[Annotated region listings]
>>>>

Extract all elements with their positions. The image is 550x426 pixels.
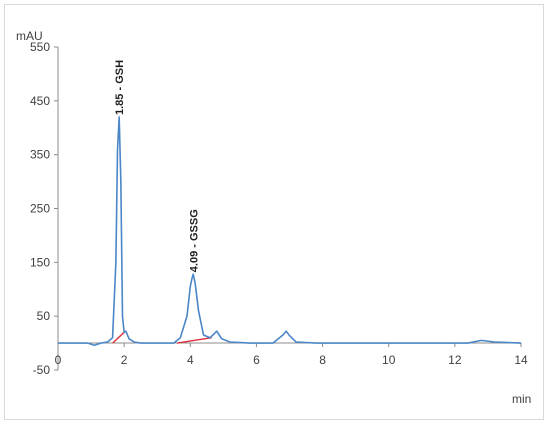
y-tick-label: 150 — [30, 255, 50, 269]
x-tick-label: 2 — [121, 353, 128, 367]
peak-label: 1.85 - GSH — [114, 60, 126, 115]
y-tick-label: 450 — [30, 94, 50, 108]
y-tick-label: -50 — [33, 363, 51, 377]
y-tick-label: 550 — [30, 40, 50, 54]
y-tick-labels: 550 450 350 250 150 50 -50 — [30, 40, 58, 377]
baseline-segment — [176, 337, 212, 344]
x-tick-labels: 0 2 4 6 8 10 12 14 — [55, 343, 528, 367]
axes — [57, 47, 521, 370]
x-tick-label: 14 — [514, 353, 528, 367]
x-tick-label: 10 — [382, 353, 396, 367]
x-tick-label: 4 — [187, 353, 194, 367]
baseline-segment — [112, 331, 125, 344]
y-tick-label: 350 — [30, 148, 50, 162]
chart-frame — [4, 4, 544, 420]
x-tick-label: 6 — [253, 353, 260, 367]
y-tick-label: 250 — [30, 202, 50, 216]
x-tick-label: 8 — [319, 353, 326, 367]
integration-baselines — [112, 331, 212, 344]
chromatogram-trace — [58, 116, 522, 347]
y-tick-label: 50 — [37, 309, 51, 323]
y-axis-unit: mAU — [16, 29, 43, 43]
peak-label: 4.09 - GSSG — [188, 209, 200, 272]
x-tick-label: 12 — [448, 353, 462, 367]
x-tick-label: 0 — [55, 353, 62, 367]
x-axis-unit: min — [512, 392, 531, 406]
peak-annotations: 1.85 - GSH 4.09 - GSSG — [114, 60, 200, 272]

<<<<
>>>>

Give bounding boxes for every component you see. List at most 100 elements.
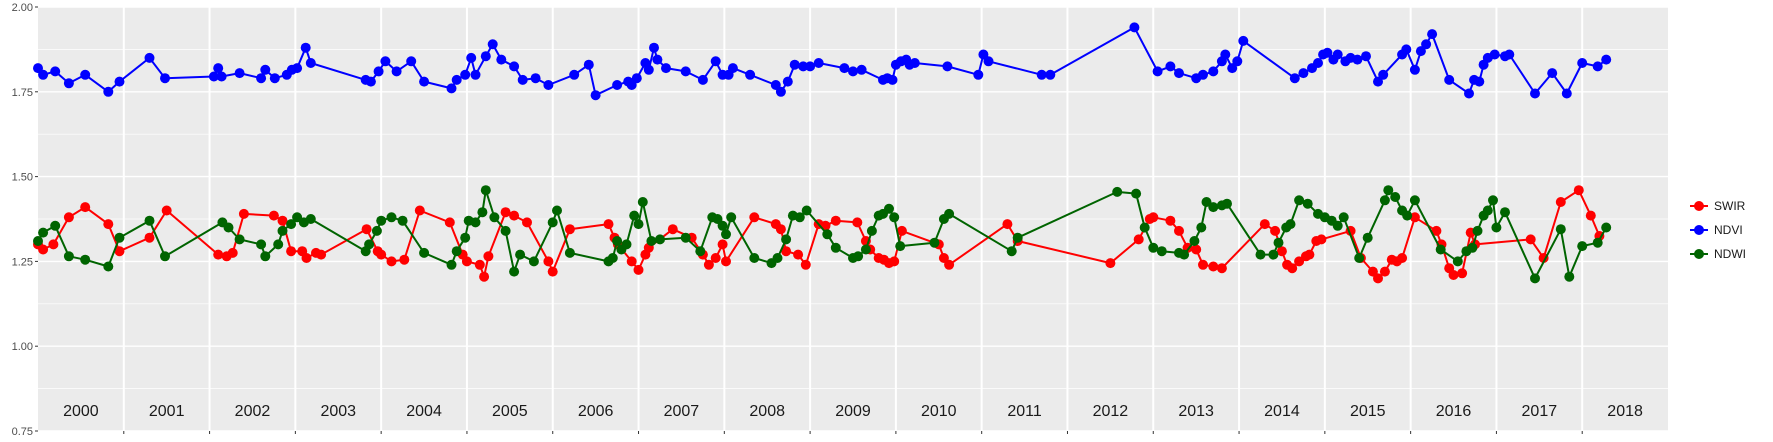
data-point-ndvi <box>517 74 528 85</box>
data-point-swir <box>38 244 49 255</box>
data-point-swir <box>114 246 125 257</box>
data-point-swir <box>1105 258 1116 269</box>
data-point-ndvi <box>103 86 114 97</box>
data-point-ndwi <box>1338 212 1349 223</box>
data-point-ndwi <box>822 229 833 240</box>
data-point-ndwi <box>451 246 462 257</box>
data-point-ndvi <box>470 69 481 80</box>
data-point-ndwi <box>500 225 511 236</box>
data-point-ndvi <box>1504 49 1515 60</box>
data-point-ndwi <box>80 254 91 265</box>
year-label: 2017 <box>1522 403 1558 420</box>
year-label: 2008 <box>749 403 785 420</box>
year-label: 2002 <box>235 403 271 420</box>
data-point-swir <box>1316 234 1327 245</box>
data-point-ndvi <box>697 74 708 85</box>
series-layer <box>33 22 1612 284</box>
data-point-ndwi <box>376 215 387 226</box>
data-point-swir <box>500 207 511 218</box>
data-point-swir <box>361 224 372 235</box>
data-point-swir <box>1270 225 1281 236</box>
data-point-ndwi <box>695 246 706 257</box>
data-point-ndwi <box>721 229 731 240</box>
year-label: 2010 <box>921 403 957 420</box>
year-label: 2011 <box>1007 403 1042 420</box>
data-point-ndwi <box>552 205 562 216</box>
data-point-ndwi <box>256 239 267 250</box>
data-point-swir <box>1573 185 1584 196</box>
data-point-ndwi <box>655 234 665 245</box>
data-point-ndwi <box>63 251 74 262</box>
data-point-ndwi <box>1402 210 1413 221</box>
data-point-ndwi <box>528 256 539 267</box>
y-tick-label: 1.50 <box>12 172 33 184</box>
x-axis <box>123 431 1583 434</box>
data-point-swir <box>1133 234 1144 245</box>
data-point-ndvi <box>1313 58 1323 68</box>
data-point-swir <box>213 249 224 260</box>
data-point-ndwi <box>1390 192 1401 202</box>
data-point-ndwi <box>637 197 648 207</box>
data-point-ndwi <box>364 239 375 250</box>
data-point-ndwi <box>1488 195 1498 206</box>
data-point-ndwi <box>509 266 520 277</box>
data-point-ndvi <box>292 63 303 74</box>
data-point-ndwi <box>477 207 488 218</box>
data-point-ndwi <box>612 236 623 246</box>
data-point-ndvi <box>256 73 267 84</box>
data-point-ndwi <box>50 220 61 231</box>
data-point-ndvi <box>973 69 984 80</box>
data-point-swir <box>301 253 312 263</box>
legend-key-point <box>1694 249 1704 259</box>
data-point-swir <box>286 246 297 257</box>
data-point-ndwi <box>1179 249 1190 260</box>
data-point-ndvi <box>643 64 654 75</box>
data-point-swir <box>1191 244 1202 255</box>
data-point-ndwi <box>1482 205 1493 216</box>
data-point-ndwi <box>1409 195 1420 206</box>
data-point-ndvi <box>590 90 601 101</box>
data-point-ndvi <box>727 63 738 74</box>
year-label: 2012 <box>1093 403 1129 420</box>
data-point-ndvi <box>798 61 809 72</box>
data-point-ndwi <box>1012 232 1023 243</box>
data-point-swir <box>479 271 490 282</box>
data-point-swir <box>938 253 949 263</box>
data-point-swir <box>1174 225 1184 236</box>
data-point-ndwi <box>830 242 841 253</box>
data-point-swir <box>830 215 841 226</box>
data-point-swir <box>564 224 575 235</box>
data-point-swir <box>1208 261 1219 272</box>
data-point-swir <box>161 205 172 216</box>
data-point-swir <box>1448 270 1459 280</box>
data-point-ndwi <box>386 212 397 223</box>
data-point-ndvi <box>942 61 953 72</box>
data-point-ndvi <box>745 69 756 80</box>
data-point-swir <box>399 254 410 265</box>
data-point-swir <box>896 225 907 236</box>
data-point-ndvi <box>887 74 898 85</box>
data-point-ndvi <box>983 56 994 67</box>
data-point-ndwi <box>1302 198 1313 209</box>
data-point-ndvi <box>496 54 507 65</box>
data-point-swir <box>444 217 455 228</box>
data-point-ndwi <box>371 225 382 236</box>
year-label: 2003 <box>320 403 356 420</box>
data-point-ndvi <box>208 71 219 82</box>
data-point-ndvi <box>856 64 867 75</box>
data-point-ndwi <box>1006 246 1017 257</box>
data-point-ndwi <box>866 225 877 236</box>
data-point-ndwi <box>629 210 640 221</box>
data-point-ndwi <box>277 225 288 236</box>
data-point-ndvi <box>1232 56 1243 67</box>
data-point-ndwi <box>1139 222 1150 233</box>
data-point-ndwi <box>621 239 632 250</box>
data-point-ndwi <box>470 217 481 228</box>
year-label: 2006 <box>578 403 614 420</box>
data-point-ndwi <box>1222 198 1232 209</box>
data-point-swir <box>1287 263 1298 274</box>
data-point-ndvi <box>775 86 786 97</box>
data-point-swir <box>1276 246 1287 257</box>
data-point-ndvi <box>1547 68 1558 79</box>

<<<<

Put the lines from the one with "y-tick-label: 150 — [30, 255, 50, 269]" to the one with "baseline-segment — [176, 337, 212, 344]" into a Markdown table with the columns Number and Line, leaving out blank lines.

| Number | Line |
|---|---|
| 1 | y-tick-label: 150 — [30, 255, 50, 269] |
| 2 | x-tick-label: 2 — [121, 353, 128, 367] |
| 3 | peak-label: 1.85 - GSH — [114, 60, 126, 115] |
| 4 | y-tick-label: 450 — [30, 94, 50, 108] |
| 5 | y-tick-label: -50 — [33, 363, 51, 377] |
| 6 | y-tick-label: 550 — [30, 40, 50, 54] |
| 7 | y-tick-labels: 550 450 350 250 150 50 -50 — [30, 40, 58, 377] |
| 8 | baseline-segment — [176, 337, 212, 344] |